Task directions >>
What follows is a set of records, each of which is to be written out exactly.

Entries shown >>
[START]

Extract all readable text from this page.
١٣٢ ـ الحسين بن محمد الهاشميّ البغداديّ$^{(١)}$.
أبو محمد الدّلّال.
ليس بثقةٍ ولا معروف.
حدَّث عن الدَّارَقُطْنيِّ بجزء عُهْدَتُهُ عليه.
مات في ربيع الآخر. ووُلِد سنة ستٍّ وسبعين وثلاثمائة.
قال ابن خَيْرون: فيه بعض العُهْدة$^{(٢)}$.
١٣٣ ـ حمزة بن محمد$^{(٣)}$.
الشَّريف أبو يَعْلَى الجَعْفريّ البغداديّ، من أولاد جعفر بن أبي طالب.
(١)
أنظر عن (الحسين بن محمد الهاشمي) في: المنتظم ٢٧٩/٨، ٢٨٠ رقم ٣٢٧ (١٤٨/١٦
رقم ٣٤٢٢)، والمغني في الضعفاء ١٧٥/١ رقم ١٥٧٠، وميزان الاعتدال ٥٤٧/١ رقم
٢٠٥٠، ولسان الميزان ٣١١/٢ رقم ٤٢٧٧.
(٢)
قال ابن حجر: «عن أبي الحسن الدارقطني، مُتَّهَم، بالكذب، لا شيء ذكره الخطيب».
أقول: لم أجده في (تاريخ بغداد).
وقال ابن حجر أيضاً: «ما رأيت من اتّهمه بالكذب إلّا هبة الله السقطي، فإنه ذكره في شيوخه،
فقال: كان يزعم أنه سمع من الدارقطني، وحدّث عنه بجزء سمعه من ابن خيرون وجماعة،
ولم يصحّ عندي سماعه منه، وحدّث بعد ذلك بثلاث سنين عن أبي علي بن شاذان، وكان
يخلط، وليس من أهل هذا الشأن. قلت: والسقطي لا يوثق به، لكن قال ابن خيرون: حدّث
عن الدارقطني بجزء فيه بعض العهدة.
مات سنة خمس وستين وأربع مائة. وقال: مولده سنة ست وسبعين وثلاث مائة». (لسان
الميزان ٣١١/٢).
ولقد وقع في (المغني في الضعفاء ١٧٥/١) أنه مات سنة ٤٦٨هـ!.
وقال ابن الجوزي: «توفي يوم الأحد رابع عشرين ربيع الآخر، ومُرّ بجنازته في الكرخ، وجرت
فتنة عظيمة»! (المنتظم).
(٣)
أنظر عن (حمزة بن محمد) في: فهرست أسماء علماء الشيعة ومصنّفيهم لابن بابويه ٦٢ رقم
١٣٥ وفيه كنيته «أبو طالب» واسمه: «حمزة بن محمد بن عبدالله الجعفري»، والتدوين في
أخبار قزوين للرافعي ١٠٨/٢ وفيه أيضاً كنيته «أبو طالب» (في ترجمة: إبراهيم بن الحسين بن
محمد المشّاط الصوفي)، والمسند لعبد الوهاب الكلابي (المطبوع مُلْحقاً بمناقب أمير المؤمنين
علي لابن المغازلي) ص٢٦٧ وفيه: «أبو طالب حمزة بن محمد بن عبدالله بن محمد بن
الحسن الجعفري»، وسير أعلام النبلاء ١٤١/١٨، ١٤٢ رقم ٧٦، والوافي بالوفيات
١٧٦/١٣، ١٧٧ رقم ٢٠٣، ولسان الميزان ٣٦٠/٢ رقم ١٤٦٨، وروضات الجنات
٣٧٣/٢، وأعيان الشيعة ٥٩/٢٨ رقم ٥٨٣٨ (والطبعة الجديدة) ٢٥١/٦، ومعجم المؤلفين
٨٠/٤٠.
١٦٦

[END]

Answer to this task >>
Extract all readable text from this page.
١٣٢ ـ الحسين بن محمد الهاشميّ البغداديّ$^{(١)}$.
أبو محمد الدّلّال.
ليس بثقةٍ ولا معروف.
حدَّث عن الدَّارَقُطْنيِّ بجزء عُهْدَتُهُ عليه.
مات في ربيع الآخر. ووُلِد سنة ستٍّ وسبعين وثلاثمائة.
قال ابن خَيْرون: فيه بعض العُهْدة$^{(٢)}$.
١٣٣ ـ حمزة بن محمد$^{(٣)}$.
الشَّريف أبو يَعْلَى الجَعْفريّ البغداديّ، من أولاد جعفر بن أبي طالب.
(١)
أنظر عن (الحسين بن محمد الهاشمي) في: المنتظم ٢٧٩/٨، ٢٨٠ رقم ٣٢٧ (١٤٨/١٦
رقم ٣٤٢٢)، والمغني في الضعفاء ١٧٥/١ رقم ١٥٧٠، وميزان الاعتدال ٥٤٧/١ رقم
٢٠٥٠، ولسان الميزان ٣١١/٢ رقم ٤٢٧٧.
(٢)
قال ابن حجر: «عن أبي الحسن الدارقطني، مُتَّهَم، بالكذب، لا شيء ذكره الخطيب».
أقول: لم أجده في (تاريخ بغداد).
وقال ابن حجر أيضاً: «ما رأيت من اتّهمه بالكذب إلّا هبة الله السقطي، فإنه ذكره في شيوخه،
فقال: كان يزعم أنه سمع من الدارقطني، وحدّث عنه بجزء سمعه من ابن خيرون وجماعة،
ولم يصحّ عندي سماعه منه، وحدّث بعد ذلك بثلاث سنين عن أبي علي بن شاذان، وكان
يخلط، وليس من أهل هذا الشأن. قلت: والسقطي لا يوثق به، لكن قال ابن خيرون: حدّث
عن الدارقطني بجزء فيه بعض العهدة.
مات سنة خمس وستين وأربع مائة. وقال: مولده سنة ست وسبعين وثلاث مائة». (لسان
الميزان ٣١١/٢).
ولقد وقع في (المغني في الضعفاء ١٧٥/١) أنه مات سنة ٤٦٨هـ!.
وقال ابن الجوزي: «توفي يوم الأحد رابع عشرين ربيع الآخر، ومُرّ بجنازته في الكرخ، وجرت
فتنة عظيمة»! (المنتظم).
(٣)
أنظر عن (حمزة بن محمد) في: فهرست أسماء علماء الشيعة ومصنّفيهم لابن بابويه ٦٢ رقم
١٣٥ وفيه كنيته «أبو طالب» واسمه: «حمزة بن محمد بن عبدالله الجعفري»، والتدوين في
أخبار قزوين للرافعي ١٠٨/٢ وفيه أيضاً كنيته «أبو طالب» (في ترجمة: إبراهيم بن الحسين بن
محمد المشّاط الصوفي)، والمسند لعبد الوهاب الكلابي (المطبوع مُلْحقاً بمناقب أمير المؤمنين
علي لابن المغازلي) ص٢٦٧ وفيه: «أبو طالب حمزة بن محمد بن عبدالله بن محمد بن
الحسن الجعفري»، وسير أعلام النبلاء ١٤١/١٨، ١٤٢ رقم ٧٦، والوافي بالوفيات
١٧٦/١٣، ١٧٧ رقم ٢٠٣، ولسان الميزان ٣٦٠/٢ رقم ١٤٦٨، وروضات الجنات
٣٧٣/٢، وأعيان الشيعة ٥٩/٢٨ رقم ٥٨٣٨ (والطبعة الجديدة) ٢٥١/٦، ومعجم المؤلفين
٨٠/٤٠.
١٦٦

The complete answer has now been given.